> WHAT THE TASK REQUIRES
Your task is to copy the material exactly.

> PROVIDED DATA
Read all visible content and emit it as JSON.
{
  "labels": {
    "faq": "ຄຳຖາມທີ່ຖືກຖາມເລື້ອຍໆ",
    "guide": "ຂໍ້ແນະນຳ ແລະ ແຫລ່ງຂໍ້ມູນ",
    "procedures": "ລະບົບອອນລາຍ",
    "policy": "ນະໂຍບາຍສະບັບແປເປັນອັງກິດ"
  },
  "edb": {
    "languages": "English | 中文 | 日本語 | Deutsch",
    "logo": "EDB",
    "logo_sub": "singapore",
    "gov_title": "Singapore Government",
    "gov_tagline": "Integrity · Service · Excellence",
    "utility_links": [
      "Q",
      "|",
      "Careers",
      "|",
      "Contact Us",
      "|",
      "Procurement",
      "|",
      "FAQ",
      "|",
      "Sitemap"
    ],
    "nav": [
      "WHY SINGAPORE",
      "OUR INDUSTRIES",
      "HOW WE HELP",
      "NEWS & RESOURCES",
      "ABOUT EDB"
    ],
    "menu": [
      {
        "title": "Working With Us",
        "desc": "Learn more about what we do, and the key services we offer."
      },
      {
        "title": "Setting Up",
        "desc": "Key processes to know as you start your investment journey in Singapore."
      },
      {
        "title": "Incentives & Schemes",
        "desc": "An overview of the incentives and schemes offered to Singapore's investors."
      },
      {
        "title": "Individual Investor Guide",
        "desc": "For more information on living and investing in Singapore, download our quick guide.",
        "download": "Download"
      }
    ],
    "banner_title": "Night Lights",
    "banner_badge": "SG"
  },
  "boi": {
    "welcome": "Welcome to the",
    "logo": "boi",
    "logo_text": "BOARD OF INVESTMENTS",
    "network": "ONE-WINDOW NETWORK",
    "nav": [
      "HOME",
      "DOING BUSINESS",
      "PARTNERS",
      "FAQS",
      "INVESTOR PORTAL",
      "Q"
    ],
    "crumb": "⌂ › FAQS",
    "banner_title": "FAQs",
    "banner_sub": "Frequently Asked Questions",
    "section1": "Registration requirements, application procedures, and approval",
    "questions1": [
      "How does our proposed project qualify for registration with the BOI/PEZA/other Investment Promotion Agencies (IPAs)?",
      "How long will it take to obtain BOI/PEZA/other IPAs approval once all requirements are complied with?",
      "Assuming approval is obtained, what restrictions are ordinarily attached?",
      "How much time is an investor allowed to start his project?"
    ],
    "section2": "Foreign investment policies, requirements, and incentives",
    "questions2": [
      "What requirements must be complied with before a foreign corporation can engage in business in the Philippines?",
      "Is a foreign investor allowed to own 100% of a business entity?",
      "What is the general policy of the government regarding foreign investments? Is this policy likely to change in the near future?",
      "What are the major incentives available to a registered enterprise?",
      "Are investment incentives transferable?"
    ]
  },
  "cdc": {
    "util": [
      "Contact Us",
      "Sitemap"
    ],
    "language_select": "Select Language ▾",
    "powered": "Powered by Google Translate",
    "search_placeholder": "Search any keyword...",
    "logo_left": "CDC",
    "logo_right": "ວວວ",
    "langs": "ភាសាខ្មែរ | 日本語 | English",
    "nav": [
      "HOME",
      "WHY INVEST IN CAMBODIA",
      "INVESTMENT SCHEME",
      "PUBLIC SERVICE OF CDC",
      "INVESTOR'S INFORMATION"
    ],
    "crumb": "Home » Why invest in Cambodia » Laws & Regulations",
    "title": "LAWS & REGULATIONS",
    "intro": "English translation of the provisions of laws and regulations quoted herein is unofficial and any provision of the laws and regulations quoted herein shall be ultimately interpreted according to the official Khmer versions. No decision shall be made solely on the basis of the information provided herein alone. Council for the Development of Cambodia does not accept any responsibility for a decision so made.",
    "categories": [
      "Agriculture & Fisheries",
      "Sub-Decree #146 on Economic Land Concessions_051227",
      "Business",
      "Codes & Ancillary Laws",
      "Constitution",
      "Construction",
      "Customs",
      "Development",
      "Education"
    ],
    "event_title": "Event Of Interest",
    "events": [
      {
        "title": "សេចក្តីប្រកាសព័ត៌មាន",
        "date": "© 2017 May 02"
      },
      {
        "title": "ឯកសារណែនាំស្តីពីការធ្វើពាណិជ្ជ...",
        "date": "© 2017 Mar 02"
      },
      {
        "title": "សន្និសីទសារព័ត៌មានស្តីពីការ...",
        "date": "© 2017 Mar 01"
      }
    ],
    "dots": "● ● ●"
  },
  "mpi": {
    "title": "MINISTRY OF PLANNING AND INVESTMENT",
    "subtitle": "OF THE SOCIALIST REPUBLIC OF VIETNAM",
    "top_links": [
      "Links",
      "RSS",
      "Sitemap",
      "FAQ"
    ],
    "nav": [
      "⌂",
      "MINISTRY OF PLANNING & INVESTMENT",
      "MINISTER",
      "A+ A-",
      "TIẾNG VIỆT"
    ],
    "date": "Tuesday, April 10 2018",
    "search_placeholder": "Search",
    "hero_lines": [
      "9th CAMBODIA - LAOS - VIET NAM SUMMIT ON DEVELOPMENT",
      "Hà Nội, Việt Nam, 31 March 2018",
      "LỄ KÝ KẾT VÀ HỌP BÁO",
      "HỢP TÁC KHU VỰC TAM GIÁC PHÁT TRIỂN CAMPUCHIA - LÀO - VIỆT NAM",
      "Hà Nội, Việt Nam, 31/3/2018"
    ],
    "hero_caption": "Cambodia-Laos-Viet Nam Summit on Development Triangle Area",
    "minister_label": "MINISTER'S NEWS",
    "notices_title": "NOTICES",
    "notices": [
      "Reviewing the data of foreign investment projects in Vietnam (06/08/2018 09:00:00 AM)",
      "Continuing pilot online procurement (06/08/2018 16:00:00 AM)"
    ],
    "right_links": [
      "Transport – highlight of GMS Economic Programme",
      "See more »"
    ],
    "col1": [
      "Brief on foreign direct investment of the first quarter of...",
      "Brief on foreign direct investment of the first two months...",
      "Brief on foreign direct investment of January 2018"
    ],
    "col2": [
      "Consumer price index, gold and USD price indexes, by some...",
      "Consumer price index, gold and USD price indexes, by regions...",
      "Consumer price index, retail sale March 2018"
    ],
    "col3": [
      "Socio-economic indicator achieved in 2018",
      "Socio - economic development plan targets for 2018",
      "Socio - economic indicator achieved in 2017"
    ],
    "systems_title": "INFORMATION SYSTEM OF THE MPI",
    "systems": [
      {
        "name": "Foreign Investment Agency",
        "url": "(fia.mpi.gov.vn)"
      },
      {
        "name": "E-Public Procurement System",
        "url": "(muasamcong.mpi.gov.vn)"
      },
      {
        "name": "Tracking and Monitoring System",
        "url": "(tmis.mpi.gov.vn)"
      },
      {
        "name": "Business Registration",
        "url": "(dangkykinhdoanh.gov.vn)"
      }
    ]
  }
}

> ANSWER TO THE TASK
Read all visible content and emit it as JSON.
{
  "labels": {
    "faq": "ຄຳຖາມທີ່ຖືກຖາມເລື້ອຍໆ",
    "guide": "ຂໍ້ແນະນຳ ແລະ ແຫລ່ງຂໍ້ມູນ",
    "procedures": "ລະບົບອອນລາຍ",
    "policy": "ນະໂຍບາຍສະບັບແປເປັນອັງກິດ"
  },
  "edb": {
    "languages": "English | 中文 | 日本語 | Deutsch",
    "logo": "EDB",
    "logo_sub": "singapore",
    "gov_title": "Singapore Government",
    "gov_tagline": "Integrity · Service · Excellence",
    "utility_links": [
      "Q",
      "|",
      "Careers",
      "|",
      "Contact Us",
      "|",
      "Procurement",
      "|",
      "FAQ",
      "|",
      "Sitemap"
    ],
    "nav": [
      "WHY SINGAPORE",
      "OUR INDUSTRIES",
      "HOW WE HELP",
      "NEWS & RESOURCES",
      "ABOUT EDB"
    ],
    "menu": [
      {
        "title": "Working With Us",
        "desc": "Learn more about what we do, and the key services we offer."
      },
      {
        "title": "Setting Up",
        "desc": "Key processes to know as you start your investment journey in Singapore."
      },
      {
        "title": "Incentives & Schemes",
        "desc": "An overview of the incentives and schemes offered to Singapore's investors."
      },
      {
        "title": "Individual Investor Guide",
        "desc": "For more information on living and investing in Singapore, download our quick guide.",
        "download": "Download"
      }
    ],
    "banner_title": "Night Lights",
    "banner_badge": "SG"
  },
  "boi": {
    "welcome": "Welcome to the",
    "logo": "boi",
    "logo_text": "BOARD OF INVESTMENTS",
    "network": "ONE-WINDOW NETWORK",
    "nav": [
      "HOME",
      "DOING BUSINESS",
      "PARTNERS",
      "FAQS",
      "INVESTOR PORTAL",
      "Q"
    ],
    "crumb": "⌂ › FAQS",
    "banner_title": "FAQs",
    "banner_sub": "Frequently Asked Questions",
    "section1": "Registration requirements, application procedures, and approval",
    "questions1": [
      "How does our proposed project qualify for registration with the BOI/PEZA/other Investment Promotion Agencies (IPAs)?",
      "How long will it take to obtain BOI/PEZA/other IPAs approval once all requirements are complied with?",
      "Assuming approval is obtained, what restrictions are ordinarily attached?",
      "How much time is an investor allowed to start his project?"
    ],
    "section2": "Foreign investment policies, requirements, and incentives",
    "questions2": [
      "What requirements must be complied with before a foreign corporation can engage in business in the Philippines?",
      "Is a foreign investor allowed to own 100% of a business entity?",
      "What is the general policy of the government regarding foreign investments? Is this policy likely to change in the near future?",
      "What are the major incentives available to a registered enterprise?",
      "Are investment incentives transferable?"
    ]
  },
  "cdc": {
    "util": [
      "Contact Us",
      "Sitemap"
    ],
    "language_select": "Select Language ▾",
    "powered": "Powered by Google Translate",
    "search_placeholder": "Search any keyword...",
    "logo_left": "CDC",
    "logo_right": "ວວວ",
    "langs": "ភាសាខ្មែរ | 日本語 | English",
    "nav": [
      "HOME",
      "WHY INVEST IN CAMBODIA",
      "INVESTMENT SCHEME",
      "PUBLIC SERVICE OF CDC",
      "INVESTOR'S INFORMATION"
    ],
    "crumb": "Home » Why invest in Cambodia » Laws & Regulations",
    "title": "LAWS & REGULATIONS",
    "intro": "English translation of the provisions of laws and regulations quoted herein is unofficial and any provision of the laws and regulations quoted herein shall be ultimately interpreted according to the official Khmer versions. No decision shall be made solely on the basis of the information provided herein alone. Council for the Development of Cambodia does not accept any responsibility for a decision so made.",
    "categories": [
      "Agriculture & Fisheries",
      "Sub-Decree #146 on Economic Land Concessions_051227",
      "Business",
      "Codes & Ancillary Laws",
      "Constitution",
      "Construction",
      "Customs",
      "Development",
      "Education"
    ],
    "event_title": "Event Of Interest",
    "events": [
      {
        "title": "សេចក្តីប្រកាសព័ត៌មាន",
        "date": "© 2017 May 02"
      },
      {
        "title": "ឯកសារណែនាំស្តីពីការធ្វើពាណិជ្ជ...",
        "date": "© 2017 Mar 02"
      },
      {
        "title": "សន្និសីទសារព័ត៌មានស្តីពីការ...",
        "date": "© 2017 Mar 01"
      }
    ],
    "dots": "● ● ●"
  },
  "mpi": {
    "title": "MINISTRY OF PLANNING AND INVESTMENT",
    "subtitle": "OF THE SOCIALIST REPUBLIC OF VIETNAM",
    "top_links": [
      "Links",
      "RSS",
      "Sitemap",
      "FAQ"
    ],
    "nav": [
      "⌂",
      "MINISTRY OF PLANNING & INVESTMENT",
      "MINISTER",
      "A+ A-",
      "TIẾNG VIỆT"
    ],
    "date": "Tuesday, April 10 2018",
    "search_placeholder": "Search",
    "hero_lines": [
      "9th CAMBODIA - LAOS - VIET NAM SUMMIT ON DEVELOPMENT",
      "Hà Nội, Việt Nam, 31 March 2018",
      "LỄ KÝ KẾT VÀ HỌP BÁO",
      "HỢP TÁC KHU VỰC TAM GIÁC PHÁT TRIỂN CAMPUCHIA - LÀO - VIỆT NAM",
      "Hà Nội, Việt Nam, 31/3/2018"
    ],
    "hero_caption": "Cambodia-Laos-Viet Nam Summit on Development Triangle Area",
    "minister_label": "MINISTER'S NEWS",
    "notices_title": "NOTICES",
    "notices": [
      "Reviewing the data of foreign investment projects in Vietnam (06/08/2018 09:00:00 AM)",
      "Continuing pilot online procurement (06/08/2018 16:00:00 AM)"
    ],
    "right_links": [
      "Transport – highlight of GMS Economic Programme",
      "See more »"
    ],
    "col1": [
      "Brief on foreign direct investment of the first quarter of...",
      "Brief on foreign direct investment of the first two months...",
      "Brief on foreign direct investment of January 2018"
    ],
    "col2": [
      "Consumer price index, gold and USD price indexes, by some...",
      "Consumer price index, gold and USD price indexes, by regions...",
      "Consumer price index, retail sale March 2018"
    ],
    "col3": [
      "Socio-economic indicator achieved in 2018",
      "Socio - economic development plan targets for 2018",
      "Socio - economic indicator achieved in 2017"
    ],
    "systems_title": "INFORMATION SYSTEM OF THE MPI",
    "systems": [
      {
        "name": "Foreign Investment Agency",
        "url": "(fia.mpi.gov.vn)"
      },
      {
        "name": "E-Public Procurement System",
        "url": "(muasamcong.mpi.gov.vn)"
      },
      {
        "name": "Tracking and Monitoring System",
        "url": "(tmis.mpi.gov.vn)"
      },
      {
        "name": "Business Registration",
        "url": "(dangkykinhdoanh.gov.vn)"
      }
    ]
  }
}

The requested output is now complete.